* _THE EXERCISE_
Pull out every line below that contains the word "content".

(Saved data entries)
## Begin

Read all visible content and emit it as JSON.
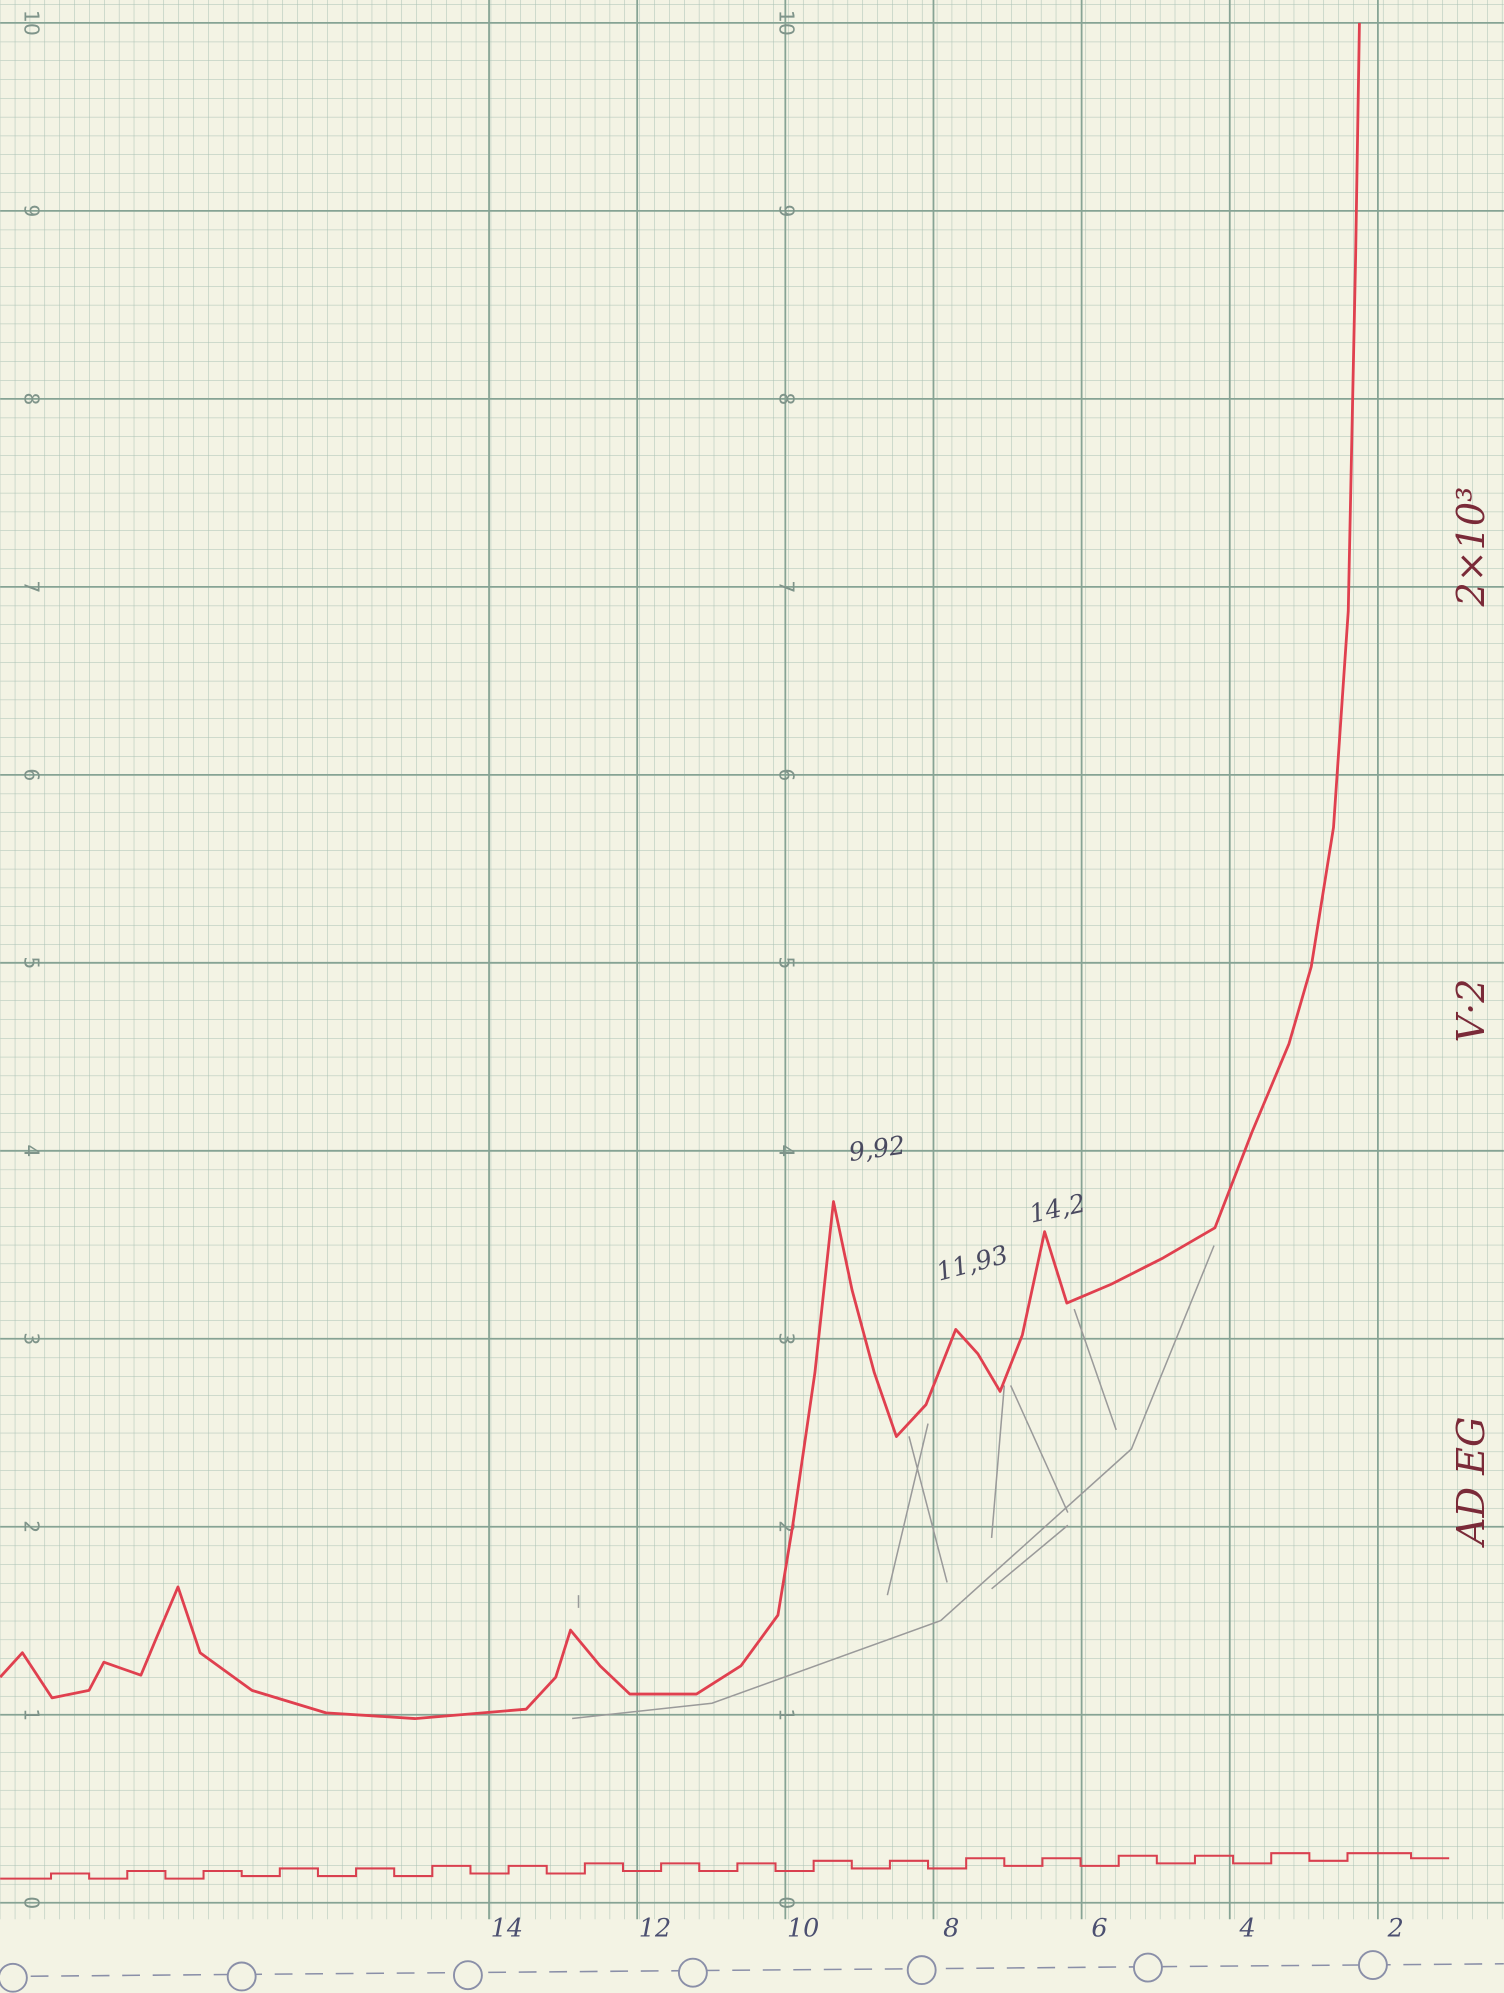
{
  "chart_data": {
    "type": "line",
    "xlim": [
      20.6,
      0.3
    ],
    "ylim": [
      0,
      10
    ],
    "xticks": [
      14,
      12,
      10,
      8,
      6,
      4,
      2
    ],
    "yticks": [
      0,
      1,
      2,
      3,
      4,
      5,
      6,
      7,
      8,
      9,
      10
    ],
    "grid": true,
    "series": [
      {
        "color": "#e0404f",
        "x": [
          20.6,
          20.3,
          19.9,
          19.4,
          19.2,
          18.7,
          18.5,
          18.2,
          17.9,
          17.2,
          16.2,
          15.0,
          13.5,
          13.1,
          12.9,
          12.5,
          12.1,
          11.2,
          10.6,
          10.1,
          9.9,
          9.6,
          9.35,
          9.1,
          8.8,
          8.5,
          8.1,
          7.7,
          7.4,
          7.1,
          6.8,
          6.5,
          6.2,
          5.6,
          4.9,
          4.2,
          3.7,
          3.2,
          2.9,
          2.6,
          2.4,
          2.3,
          2.25
        ],
        "values": [
          1.2,
          1.33,
          1.09,
          1.13,
          1.28,
          1.21,
          1.4,
          1.68,
          1.33,
          1.13,
          1.01,
          0.98,
          1.03,
          1.2,
          1.45,
          1.26,
          1.11,
          1.11,
          1.26,
          1.53,
          2.01,
          2.82,
          3.73,
          3.26,
          2.82,
          2.48,
          2.65,
          3.05,
          2.92,
          2.72,
          3.02,
          3.57,
          3.19,
          3.29,
          3.43,
          3.59,
          4.1,
          4.57,
          4.98,
          5.72,
          6.87,
          8.76,
          10
        ]
      }
    ],
    "annotations": [
      "9,92",
      "11,93",
      "14,2",
      "2×10³",
      "V·2",
      "AD EG"
    ]
  }
}
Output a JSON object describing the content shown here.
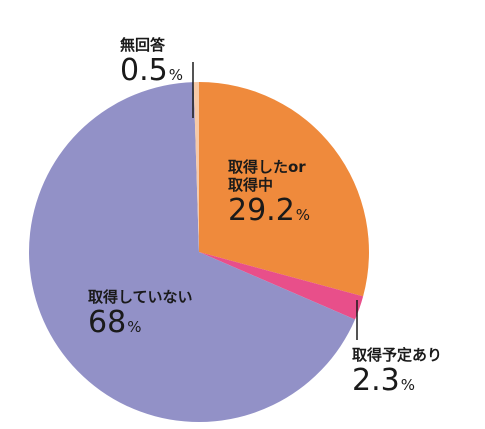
{
  "chart_data": {
    "type": "pie",
    "start_angle_deg": 0,
    "direction": "clockwise",
    "legend": "none",
    "slices": [
      {
        "label": "取得したor取得中",
        "label_lines": [
          "取得したor",
          "取得中"
        ],
        "value": 29.2,
        "value_text": "29.2",
        "unit": "%",
        "color": "#ef8a3c"
      },
      {
        "label": "取得予定あり",
        "label_lines": [
          "取得予定あり"
        ],
        "value": 2.3,
        "value_text": "2.3",
        "unit": "%",
        "color": "#e84f8a"
      },
      {
        "label": "取得していない",
        "label_lines": [
          "取得していない"
        ],
        "value": 68,
        "value_text": "68",
        "unit": "%",
        "color": "#9291c7"
      },
      {
        "label": "無回答",
        "label_lines": [
          "無回答"
        ],
        "value": 0.5,
        "value_text": "0.5",
        "unit": "%",
        "color": "#f6c9a8"
      }
    ]
  }
}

## End

* _THE RESPONSE_
Read all visible content and emit it as JSON.
Output a JSON object describing the content shown here.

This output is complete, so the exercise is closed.